Exercise instructions
Quote word for word the lines below, from the line with "x-axis-label: Canopy(Sep.) (578, 1569, 739, 1601)" to the line with "bar-1700-uo (341, 1447, 392, 1514)", including both of those lines.

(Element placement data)
.....
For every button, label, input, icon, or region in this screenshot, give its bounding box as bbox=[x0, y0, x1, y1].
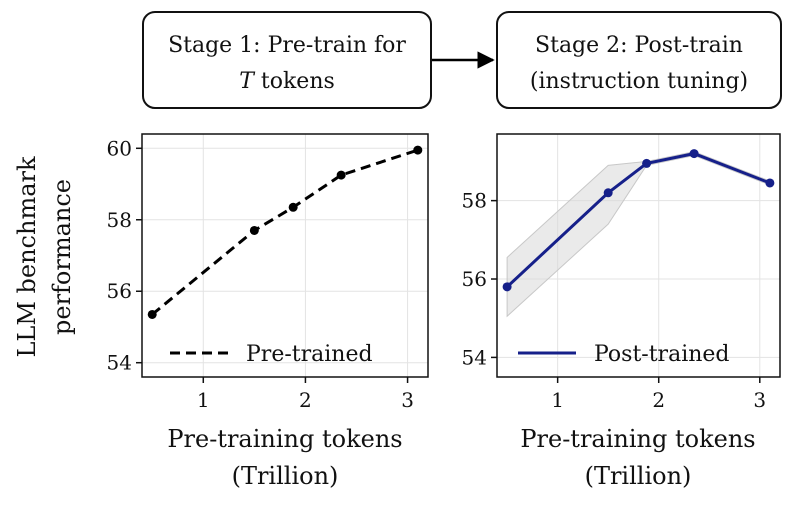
x-tick-label: 2 bbox=[652, 388, 665, 412]
posttrained-x-label-line1: Pre-training tokens bbox=[520, 425, 755, 453]
data-point bbox=[603, 188, 613, 198]
data-point bbox=[502, 282, 512, 292]
legend-pretrained-label: Pre-trained bbox=[246, 342, 373, 367]
stage1-rest: tokens bbox=[254, 69, 335, 94]
stage2-box: Stage 2: Post-train (instruction tuning) bbox=[496, 11, 782, 109]
pretrained-ticks: 1 2 3 54 56 58 60 bbox=[107, 136, 414, 412]
stage1-box: Stage 1: Pre-train for T tokens bbox=[142, 11, 432, 109]
x-tick-label: 2 bbox=[299, 388, 312, 412]
y-tick-label: 54 bbox=[107, 351, 132, 375]
x-tick-label: 3 bbox=[401, 388, 414, 412]
pretrained-chart: 1 2 3 54 56 58 60 Pre-trained Pre-training tok… bbox=[107, 133, 429, 490]
pretrained-grid bbox=[142, 134, 428, 377]
data-point bbox=[765, 178, 775, 188]
stage1-line2: T tokens bbox=[239, 69, 335, 94]
y-axis-label-line1: LLM benchmark bbox=[13, 156, 41, 358]
confidence-band bbox=[506, 151, 771, 318]
pretrained-legend: Pre-trained bbox=[170, 342, 373, 367]
legend-posttrained-label: Post-trained bbox=[594, 342, 730, 367]
stage1-italic-t: T bbox=[239, 69, 256, 94]
posttrained-x-label-line2: (Trillion) bbox=[585, 462, 692, 490]
posttrained-grid bbox=[497, 134, 780, 377]
x-tick-label: 3 bbox=[753, 388, 766, 412]
x-tick-label: 1 bbox=[197, 388, 210, 412]
y-axis-label: LLM benchmark performance bbox=[13, 156, 76, 358]
data-point bbox=[336, 170, 346, 180]
data-point bbox=[288, 202, 298, 212]
y-axis-label-line2: performance bbox=[48, 179, 76, 335]
y-tick-label: 58 bbox=[107, 208, 132, 232]
data-point bbox=[249, 225, 259, 235]
y-tick-label: 56 bbox=[462, 267, 487, 291]
pretrained-x-label-line1: Pre-training tokens bbox=[167, 425, 402, 453]
posttrained-marks bbox=[502, 149, 775, 318]
y-tick-label: 54 bbox=[462, 345, 487, 369]
stage1-line1: Stage 1: Pre-train for bbox=[168, 33, 406, 58]
data-point bbox=[642, 158, 652, 168]
posttrained-ticks: 1 2 3 54 56 58 bbox=[462, 189, 767, 412]
pretrained-plot-frame bbox=[141, 133, 429, 378]
stage2-line1: Stage 2: Post-train bbox=[535, 33, 743, 58]
data-point bbox=[689, 149, 699, 159]
posttrained-legend: Post-trained bbox=[518, 342, 730, 367]
series-line-pre-trained bbox=[151, 148, 419, 316]
pretrained-marks bbox=[147, 145, 423, 319]
stage2-line2: (instruction tuning) bbox=[530, 69, 748, 94]
pretrained-x-label-line2: (Trillion) bbox=[232, 462, 339, 490]
y-tick-label: 60 bbox=[107, 136, 132, 160]
posttrained-chart: 1 2 3 54 56 58 Post-trained Pre-training toke… bbox=[462, 133, 781, 490]
x-tick-label: 1 bbox=[551, 388, 564, 412]
posttrained-plot-frame bbox=[496, 133, 781, 378]
data-point bbox=[413, 145, 423, 155]
y-tick-label: 58 bbox=[462, 189, 487, 213]
y-tick-label: 56 bbox=[107, 279, 132, 303]
data-point bbox=[147, 309, 157, 319]
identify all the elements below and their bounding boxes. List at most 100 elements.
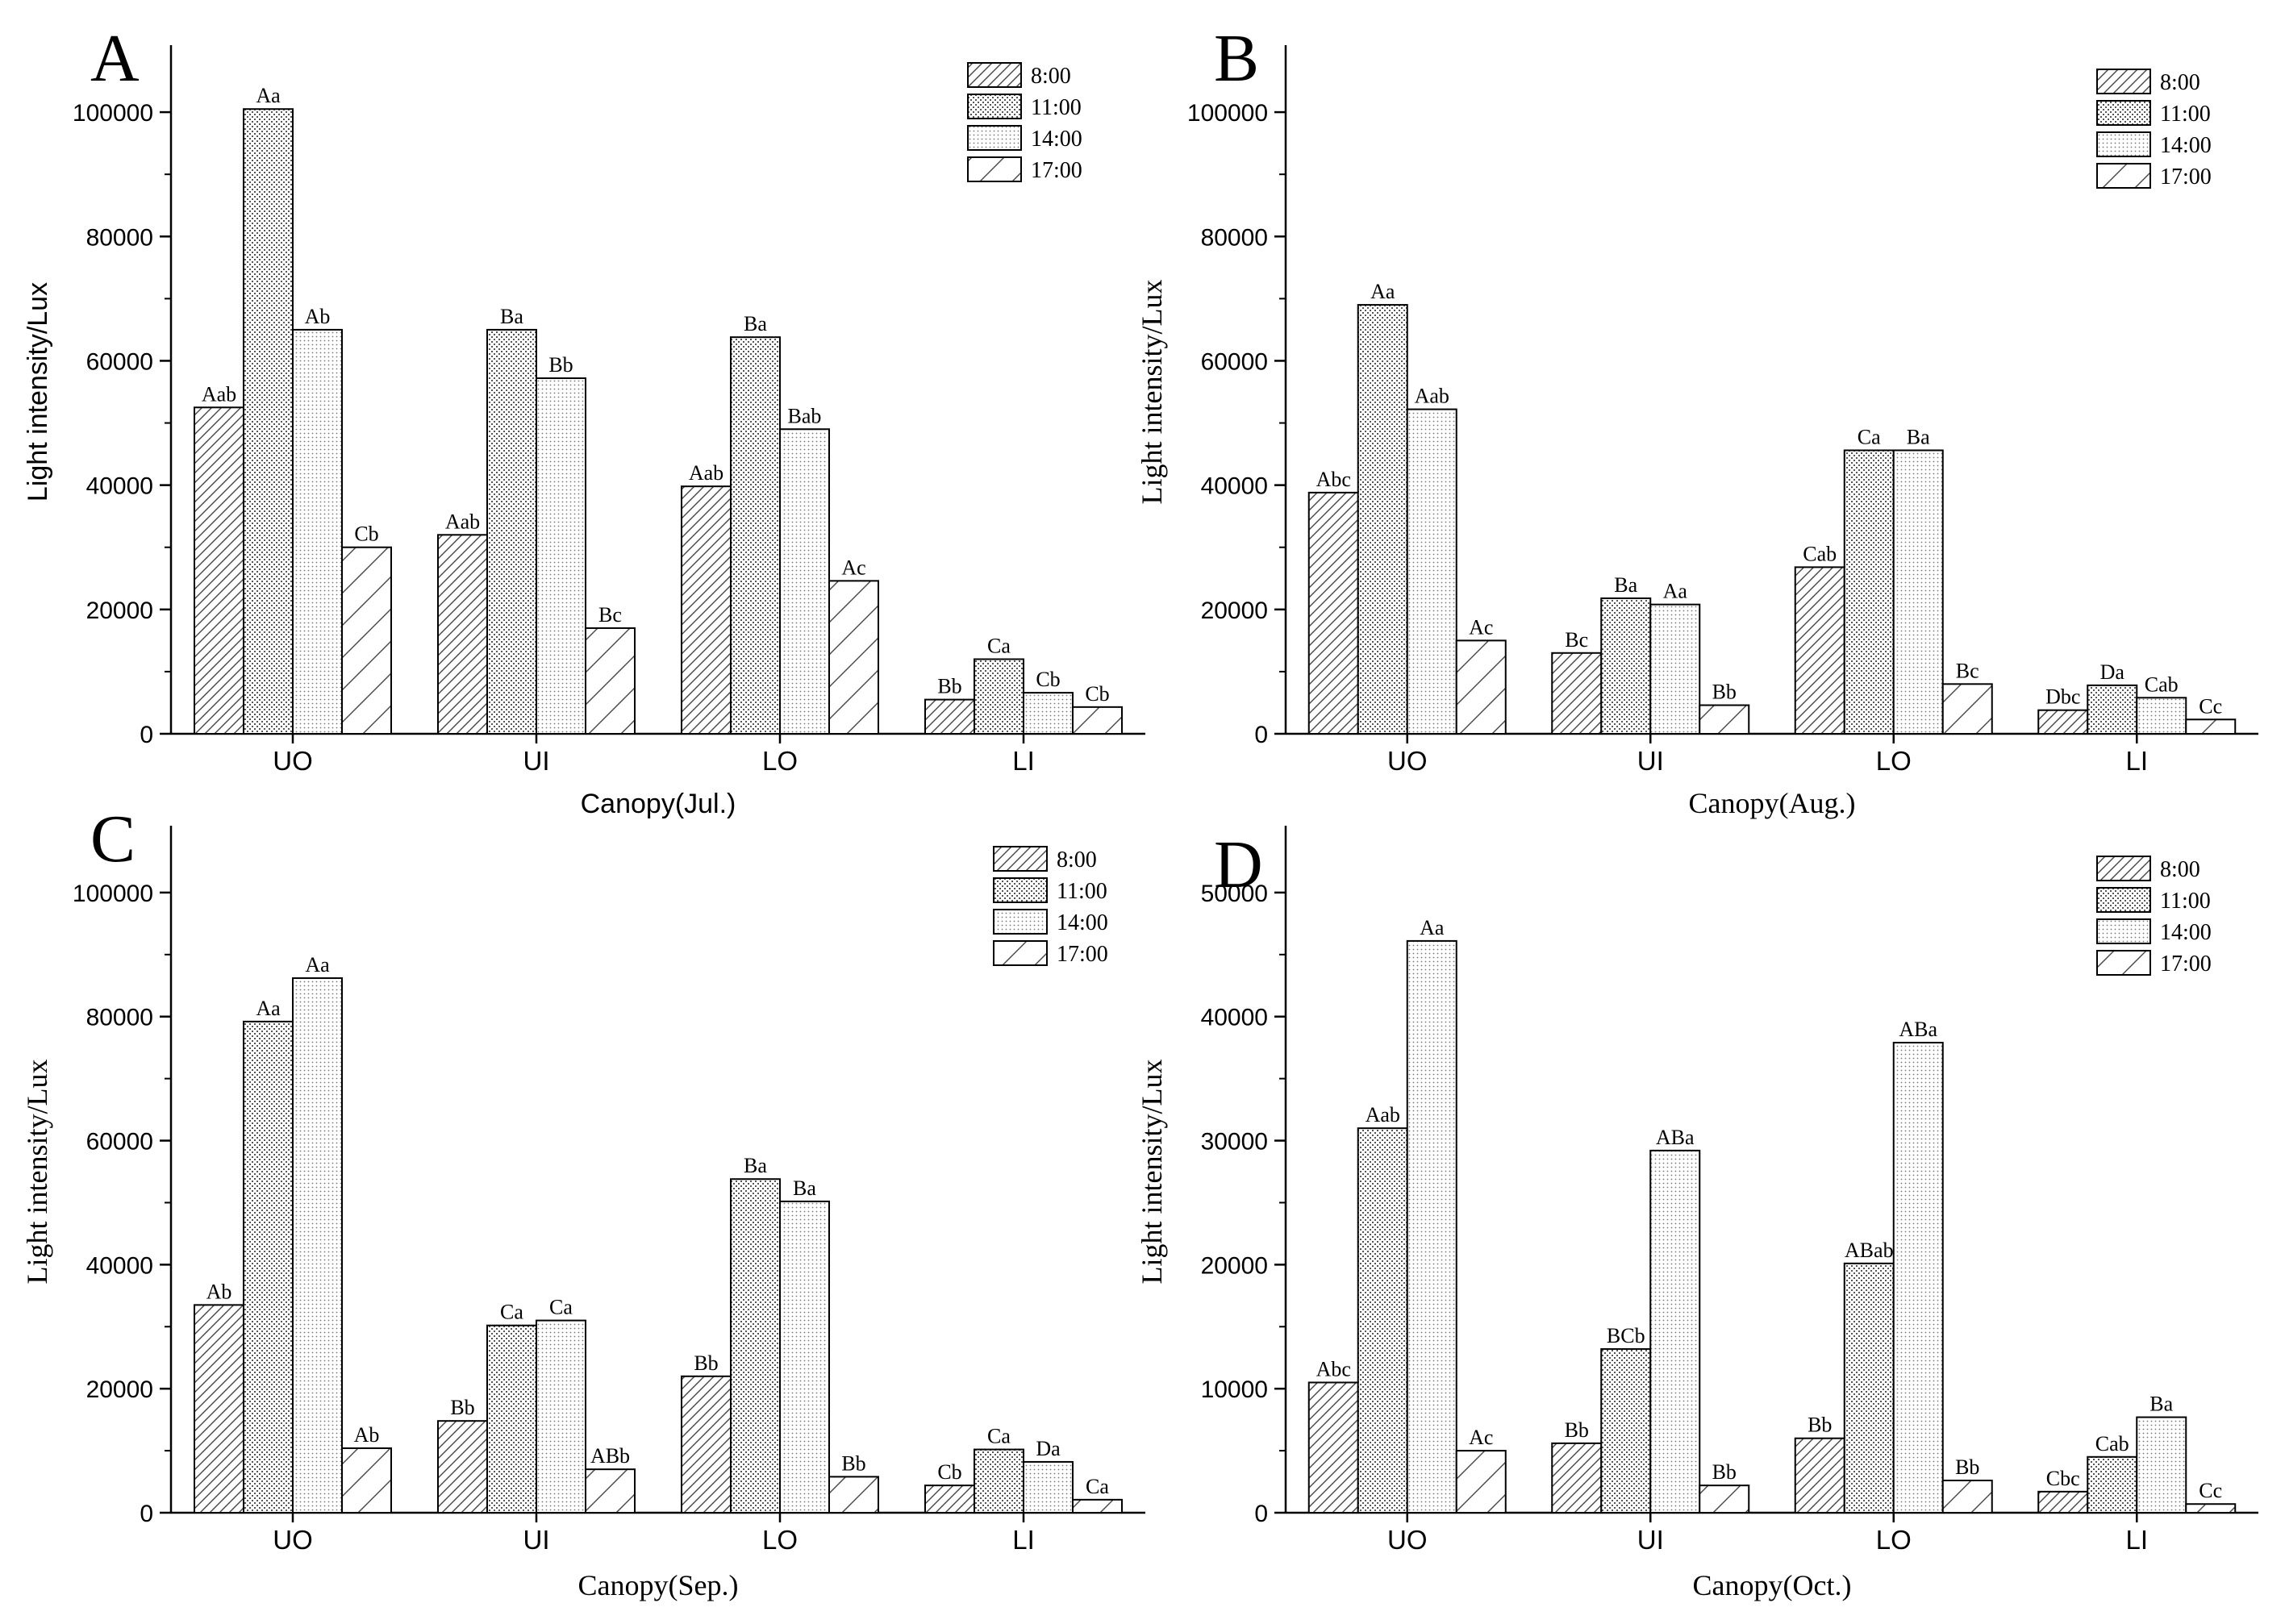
x-axis-label: Canopy(Sep.) (578, 1569, 739, 1601)
data-label: Ab (354, 1423, 380, 1447)
legend: 8:00 11:00 14:00 17:00 (2096, 856, 2212, 976)
data-label: Bb (1712, 1460, 1737, 1484)
bar-1100-ui (1600, 597, 1652, 735)
data-label: ABb (590, 1444, 630, 1468)
data-label: Bb (694, 1351, 718, 1375)
bar-1400-lo (1892, 449, 1944, 735)
data-label: Ac (841, 556, 865, 579)
bar-1700-ui (585, 1468, 636, 1514)
bar-800-li (924, 698, 975, 735)
data-label: Aab (445, 510, 480, 533)
bar-1400-ui (536, 1319, 586, 1514)
legend: 8:00 11:00 14:00 17:00 (2096, 69, 2212, 189)
x-tick-label: LO (762, 746, 798, 776)
bar-1400-uo (1406, 939, 1457, 1514)
legend-label: 17:00 (1031, 158, 1082, 183)
bar-1700-li (2185, 718, 2237, 735)
chart-panel-d: 0 10000 20000 30000 40000 50000 Light intensit… (1136, 826, 2258, 1601)
x-tick-label: LO (762, 1525, 798, 1555)
bar-800-ui (1551, 652, 1603, 735)
data-label: Aab (689, 461, 723, 485)
bar-800-lo (1794, 1437, 1845, 1514)
panel-letter: D (1214, 827, 1263, 902)
data-label: Ba (1907, 425, 1930, 448)
y-axis-label: Light intensity/Lux (21, 1060, 53, 1285)
data-label: Da (2100, 660, 2125, 684)
bar-1400-li (2136, 697, 2187, 735)
bar-1100-lo (730, 336, 781, 735)
data-label: ABab (1845, 1239, 1894, 1262)
data-label: Cb (937, 1460, 961, 1484)
bar-800-li (924, 1485, 975, 1514)
bar-800-li (2037, 1490, 2089, 1514)
bar-1100-li (974, 658, 1024, 735)
data-label: Aa (305, 953, 330, 976)
x-tick-label: LI (2125, 746, 2148, 776)
data-label: Aab (202, 382, 236, 406)
legend-swatch (967, 94, 1022, 119)
data-label: Ca (1858, 425, 1881, 448)
panel-letter: A (90, 21, 140, 96)
bar-1700-ui (1699, 704, 1750, 735)
data-label: Aab (1415, 385, 1449, 408)
data-label: Bb (450, 1396, 474, 1419)
legend-swatch (2096, 69, 2151, 94)
legend-label: 14:00 (1057, 910, 1108, 935)
bar-1400-uo (292, 977, 343, 1514)
y-tick-label: 60000 (86, 1129, 153, 1156)
data-label: Cc (2199, 694, 2222, 718)
bar-1700-li (1072, 706, 1123, 735)
bar-1700-li (1072, 1498, 1123, 1514)
bar-1700-uo (341, 1447, 392, 1514)
legend-swatch (967, 62, 1022, 88)
data-label: Bc (1565, 628, 1588, 652)
data-label: Bc (598, 603, 622, 627)
x-axis-label: Canopy(Aug.) (1689, 787, 1856, 819)
bar-1100-ui (1600, 1347, 1652, 1514)
chart-panel-c: 0 20000 40000 60000 80000 100000 Light intensi… (21, 802, 1145, 1601)
y-tick-label: 0 (140, 722, 153, 748)
data-label: Aa (1663, 580, 1688, 603)
bar-800-uo (1307, 491, 1359, 735)
legend-swatch (993, 940, 1048, 966)
panel-letter: C (90, 802, 136, 877)
legend-label: 14:00 (2160, 920, 2212, 945)
legend-label: 17:00 (2160, 164, 2212, 189)
bar-800-lo (681, 1375, 732, 1514)
data-label: Ba (1614, 573, 1637, 597)
bar-800-li (2037, 709, 2089, 735)
x-tick-label: LI (1012, 1525, 1035, 1555)
legend-label: 8:00 (1057, 847, 1097, 872)
bar-800-ui (1551, 1442, 1603, 1514)
y-tick-label: 40000 (86, 1252, 153, 1279)
bar-1700-uo (1455, 1450, 1507, 1514)
data-label: Bb (937, 675, 961, 698)
data-label: Ac (1469, 615, 1493, 639)
y-tick-label: 40000 (1201, 1005, 1268, 1031)
data-label: Abc (1316, 1357, 1351, 1380)
data-label: Cab (2145, 673, 2179, 696)
chart-panel-a: 0 20000 40000 60000 80000 100000 Light intensi… (23, 21, 1145, 819)
legend-swatch (993, 846, 1048, 872)
data-label: Bb (841, 1451, 865, 1475)
bar-1100-li (2087, 1455, 2138, 1514)
data-label: Aab (1366, 1103, 1400, 1126)
legend-label: 8:00 (1031, 64, 1071, 89)
x-tick-label: UO (1387, 1525, 1428, 1555)
y-tick-label: 100000 (73, 100, 153, 127)
bar-1400-lo (1892, 1042, 1944, 1514)
data-label: Ca (500, 1301, 523, 1324)
legend-swatch (2096, 163, 2151, 189)
data-label: Cab (2095, 1432, 2129, 1455)
data-label: Cbc (2046, 1467, 2080, 1490)
bar-1100-lo (1843, 449, 1895, 735)
legend-label: 17:00 (2160, 951, 2212, 976)
y-tick-label: 0 (140, 1501, 153, 1527)
panel-letter: B (1214, 21, 1259, 96)
x-tick-label: UI (1637, 746, 1664, 776)
x-tick-label: UI (523, 746, 550, 776)
data-label: Bb (1955, 1455, 1979, 1479)
y-axis-label: Light intensity/Lux (1136, 280, 1168, 505)
legend-label: 8:00 (2160, 70, 2200, 95)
.....
Exercise solution
x-axis-label: Canopy(Sep.) (578, 1569, 739, 1601)
data-label: Ab (354, 1423, 380, 1447)
legend: 8:00 11:00 14:00 17:00 (2096, 856, 2212, 976)
data-label: Bb (1712, 1460, 1737, 1484)
bar-1100-ui (1600, 597, 1652, 735)
data-label: ABb (590, 1444, 630, 1468)
data-label: Bb (694, 1351, 718, 1375)
bar-1400-lo (1892, 449, 1944, 735)
data-label: Ac (841, 556, 865, 579)
bar-1700-ui (585, 1468, 636, 1514)
bar-800-li (924, 698, 975, 735)
data-label: Aab (445, 510, 480, 533)
bar-1400-ui (536, 1319, 586, 1514)
legend: 8:00 11:00 14:00 17:00 (2096, 69, 2212, 189)
x-tick-label: LO (762, 746, 798, 776)
bar-1400-uo (1406, 939, 1457, 1514)
legend-label: 17:00 (1031, 158, 1082, 183)
bar-1700-li (2185, 718, 2237, 735)
chart-panel-d: 0 10000 20000 30000 40000 50000 Light intensit… (1136, 826, 2258, 1601)
x-tick-label: LO (762, 1525, 798, 1555)
bar-800-ui (1551, 652, 1603, 735)
data-label: Aab (689, 461, 723, 485)
bar-800-lo (1794, 1437, 1845, 1514)
panel-letter: D (1214, 827, 1263, 902)
data-label: Ba (1907, 425, 1930, 448)
y-axis-label: Light intensity/Lux (21, 1060, 53, 1285)
data-label: Da (2100, 660, 2125, 684)
bar-1400-li (2136, 697, 2187, 735)
bar-1100-lo (730, 336, 781, 735)
data-label: ABab (1845, 1239, 1894, 1262)
data-label: Cb (937, 1460, 961, 1484)
bar-800-li (924, 1485, 975, 1514)
bar-800-li (2037, 1490, 2089, 1514)
bar-1100-li (974, 658, 1024, 735)
data-label: Aa (305, 953, 330, 976)
x-tick-label: LI (2125, 746, 2148, 776)
data-label: Aab (202, 382, 236, 406)
legend-swatch (967, 94, 1022, 119)
data-label: Ca (1858, 425, 1881, 448)
panel-letter: A (90, 21, 140, 96)
bar-1700-ui (1699, 704, 1750, 735)
data-label: Aab (1415, 385, 1449, 408)
data-label: Bb (450, 1396, 474, 1419)
legend-swatch (2096, 69, 2151, 94)
legend-label: 14:00 (1057, 910, 1108, 935)
bar-1400-uo (292, 977, 343, 1514)
y-tick-label: 60000 (86, 1129, 153, 1156)
data-label: Cc (2199, 694, 2222, 718)
bar-1700-li (1072, 706, 1123, 735)
bar-1700-li (1072, 1498, 1123, 1514)
bar-1700-uo (341, 1447, 392, 1514)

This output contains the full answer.